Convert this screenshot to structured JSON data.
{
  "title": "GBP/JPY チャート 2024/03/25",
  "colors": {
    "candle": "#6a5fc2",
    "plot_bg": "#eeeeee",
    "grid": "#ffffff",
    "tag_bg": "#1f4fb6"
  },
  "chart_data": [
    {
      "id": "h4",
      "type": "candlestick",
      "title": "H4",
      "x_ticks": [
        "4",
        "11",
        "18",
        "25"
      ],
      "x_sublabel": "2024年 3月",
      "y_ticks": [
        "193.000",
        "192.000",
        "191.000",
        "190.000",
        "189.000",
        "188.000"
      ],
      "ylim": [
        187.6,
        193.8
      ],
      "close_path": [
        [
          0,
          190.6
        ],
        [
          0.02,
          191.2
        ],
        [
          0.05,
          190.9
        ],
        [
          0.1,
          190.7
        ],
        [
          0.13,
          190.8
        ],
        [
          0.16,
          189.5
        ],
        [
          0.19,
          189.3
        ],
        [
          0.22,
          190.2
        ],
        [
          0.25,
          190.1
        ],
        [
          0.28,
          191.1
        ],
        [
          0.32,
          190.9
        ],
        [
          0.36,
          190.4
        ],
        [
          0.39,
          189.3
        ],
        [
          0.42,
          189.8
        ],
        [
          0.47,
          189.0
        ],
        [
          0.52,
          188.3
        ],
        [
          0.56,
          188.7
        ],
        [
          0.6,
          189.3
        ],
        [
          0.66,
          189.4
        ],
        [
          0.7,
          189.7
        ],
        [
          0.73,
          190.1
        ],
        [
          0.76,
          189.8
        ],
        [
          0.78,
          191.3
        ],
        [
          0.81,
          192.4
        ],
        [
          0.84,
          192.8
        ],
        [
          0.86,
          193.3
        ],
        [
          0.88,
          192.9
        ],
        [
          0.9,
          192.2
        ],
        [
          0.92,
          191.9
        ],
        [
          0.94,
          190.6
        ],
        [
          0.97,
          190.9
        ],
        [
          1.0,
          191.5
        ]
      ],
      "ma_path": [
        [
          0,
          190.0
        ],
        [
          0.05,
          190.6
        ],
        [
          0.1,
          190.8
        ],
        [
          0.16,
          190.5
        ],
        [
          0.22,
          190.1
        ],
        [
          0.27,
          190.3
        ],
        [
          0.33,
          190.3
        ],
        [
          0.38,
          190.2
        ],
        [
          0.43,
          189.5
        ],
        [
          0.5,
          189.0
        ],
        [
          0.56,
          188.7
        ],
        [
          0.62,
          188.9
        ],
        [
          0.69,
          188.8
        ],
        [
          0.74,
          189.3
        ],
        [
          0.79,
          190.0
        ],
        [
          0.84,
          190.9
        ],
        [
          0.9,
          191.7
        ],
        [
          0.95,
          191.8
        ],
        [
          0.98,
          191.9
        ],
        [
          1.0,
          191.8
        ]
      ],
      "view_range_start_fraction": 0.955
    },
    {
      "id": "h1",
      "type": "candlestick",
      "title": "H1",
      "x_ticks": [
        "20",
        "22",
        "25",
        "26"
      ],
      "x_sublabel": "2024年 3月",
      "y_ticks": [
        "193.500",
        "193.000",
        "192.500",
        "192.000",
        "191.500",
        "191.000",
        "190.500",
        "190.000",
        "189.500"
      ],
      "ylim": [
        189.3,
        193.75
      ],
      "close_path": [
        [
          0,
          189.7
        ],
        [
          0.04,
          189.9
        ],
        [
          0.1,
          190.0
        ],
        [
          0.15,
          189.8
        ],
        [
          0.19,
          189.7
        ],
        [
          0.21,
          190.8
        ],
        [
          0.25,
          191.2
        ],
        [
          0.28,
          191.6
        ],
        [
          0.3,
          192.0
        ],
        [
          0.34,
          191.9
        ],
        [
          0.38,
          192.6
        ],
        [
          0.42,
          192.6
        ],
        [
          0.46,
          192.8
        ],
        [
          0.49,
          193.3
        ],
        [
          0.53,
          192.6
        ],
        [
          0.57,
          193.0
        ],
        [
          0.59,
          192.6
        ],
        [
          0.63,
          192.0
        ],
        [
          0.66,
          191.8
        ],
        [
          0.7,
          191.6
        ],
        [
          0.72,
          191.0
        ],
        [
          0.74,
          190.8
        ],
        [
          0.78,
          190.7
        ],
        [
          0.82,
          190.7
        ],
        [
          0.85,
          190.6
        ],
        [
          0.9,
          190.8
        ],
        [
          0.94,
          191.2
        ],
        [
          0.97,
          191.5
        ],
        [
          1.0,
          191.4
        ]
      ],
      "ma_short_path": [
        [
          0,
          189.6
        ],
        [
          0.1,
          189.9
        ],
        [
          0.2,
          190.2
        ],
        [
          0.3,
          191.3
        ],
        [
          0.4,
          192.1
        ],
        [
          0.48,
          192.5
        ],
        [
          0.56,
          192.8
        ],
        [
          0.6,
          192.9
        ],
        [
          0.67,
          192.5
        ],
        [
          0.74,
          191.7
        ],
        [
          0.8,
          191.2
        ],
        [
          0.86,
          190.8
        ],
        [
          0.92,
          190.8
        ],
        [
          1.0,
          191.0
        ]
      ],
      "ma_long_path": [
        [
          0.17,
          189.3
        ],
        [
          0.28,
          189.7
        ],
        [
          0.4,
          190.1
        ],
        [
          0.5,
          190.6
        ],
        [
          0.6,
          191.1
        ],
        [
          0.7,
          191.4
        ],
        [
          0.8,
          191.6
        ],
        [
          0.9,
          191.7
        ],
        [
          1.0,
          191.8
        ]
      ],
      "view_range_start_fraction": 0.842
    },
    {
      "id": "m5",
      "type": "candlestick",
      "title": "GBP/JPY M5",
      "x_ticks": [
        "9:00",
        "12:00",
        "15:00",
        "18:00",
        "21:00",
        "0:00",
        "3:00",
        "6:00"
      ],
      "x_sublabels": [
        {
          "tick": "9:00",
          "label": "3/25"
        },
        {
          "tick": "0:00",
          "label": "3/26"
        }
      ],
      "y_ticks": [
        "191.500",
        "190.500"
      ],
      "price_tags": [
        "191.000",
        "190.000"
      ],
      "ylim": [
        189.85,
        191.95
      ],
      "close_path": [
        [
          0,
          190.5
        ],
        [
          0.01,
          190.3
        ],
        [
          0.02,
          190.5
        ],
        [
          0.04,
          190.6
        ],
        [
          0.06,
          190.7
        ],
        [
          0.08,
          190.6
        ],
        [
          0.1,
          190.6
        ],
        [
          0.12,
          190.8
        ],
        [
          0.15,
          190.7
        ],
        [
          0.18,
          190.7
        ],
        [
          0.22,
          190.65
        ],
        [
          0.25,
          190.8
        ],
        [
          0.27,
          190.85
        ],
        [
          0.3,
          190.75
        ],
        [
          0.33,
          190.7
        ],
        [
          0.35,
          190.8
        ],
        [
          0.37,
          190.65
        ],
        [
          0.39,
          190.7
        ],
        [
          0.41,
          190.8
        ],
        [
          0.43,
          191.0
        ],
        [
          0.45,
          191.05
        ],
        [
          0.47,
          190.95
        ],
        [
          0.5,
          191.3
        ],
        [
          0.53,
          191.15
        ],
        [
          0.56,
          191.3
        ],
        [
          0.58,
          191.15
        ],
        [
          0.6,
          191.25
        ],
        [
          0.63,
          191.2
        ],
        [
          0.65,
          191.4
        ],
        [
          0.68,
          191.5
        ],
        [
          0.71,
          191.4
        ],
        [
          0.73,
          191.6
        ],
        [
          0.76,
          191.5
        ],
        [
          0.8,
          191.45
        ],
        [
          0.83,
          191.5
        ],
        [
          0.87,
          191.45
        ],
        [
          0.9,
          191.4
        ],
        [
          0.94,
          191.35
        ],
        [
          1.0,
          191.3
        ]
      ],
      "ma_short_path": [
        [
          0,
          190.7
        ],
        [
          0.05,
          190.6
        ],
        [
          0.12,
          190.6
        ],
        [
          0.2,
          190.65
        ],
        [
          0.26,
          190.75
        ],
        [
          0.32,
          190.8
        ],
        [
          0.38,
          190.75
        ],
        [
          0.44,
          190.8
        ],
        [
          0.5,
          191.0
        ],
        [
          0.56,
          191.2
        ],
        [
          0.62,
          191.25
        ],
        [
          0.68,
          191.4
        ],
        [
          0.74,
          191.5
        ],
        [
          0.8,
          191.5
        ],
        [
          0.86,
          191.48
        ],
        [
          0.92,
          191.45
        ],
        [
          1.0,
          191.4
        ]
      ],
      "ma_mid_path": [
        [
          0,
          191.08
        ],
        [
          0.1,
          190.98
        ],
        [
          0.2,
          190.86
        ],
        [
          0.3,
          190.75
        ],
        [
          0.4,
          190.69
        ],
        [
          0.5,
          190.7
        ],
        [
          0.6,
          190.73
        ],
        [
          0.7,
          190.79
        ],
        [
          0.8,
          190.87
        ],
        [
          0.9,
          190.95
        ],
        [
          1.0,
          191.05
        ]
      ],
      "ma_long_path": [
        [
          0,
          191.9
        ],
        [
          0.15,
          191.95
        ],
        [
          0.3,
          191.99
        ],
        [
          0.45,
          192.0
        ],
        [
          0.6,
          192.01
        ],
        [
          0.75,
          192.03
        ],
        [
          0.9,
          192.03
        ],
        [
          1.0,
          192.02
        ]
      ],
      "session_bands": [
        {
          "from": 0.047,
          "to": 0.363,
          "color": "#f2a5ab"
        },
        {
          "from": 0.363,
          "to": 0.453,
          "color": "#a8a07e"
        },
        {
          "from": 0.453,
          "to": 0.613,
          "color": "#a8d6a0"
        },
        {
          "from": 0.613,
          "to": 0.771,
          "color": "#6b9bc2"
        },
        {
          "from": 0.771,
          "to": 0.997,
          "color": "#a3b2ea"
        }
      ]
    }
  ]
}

Given instruction: From the entries above, copy every line where the word "title" shows up.

Expected answer:
  "title": "GBP/JPY チャート 2024/03/25",
      "title": "H4",
      "title": "H1",
      "title": "GBP/JPY M5",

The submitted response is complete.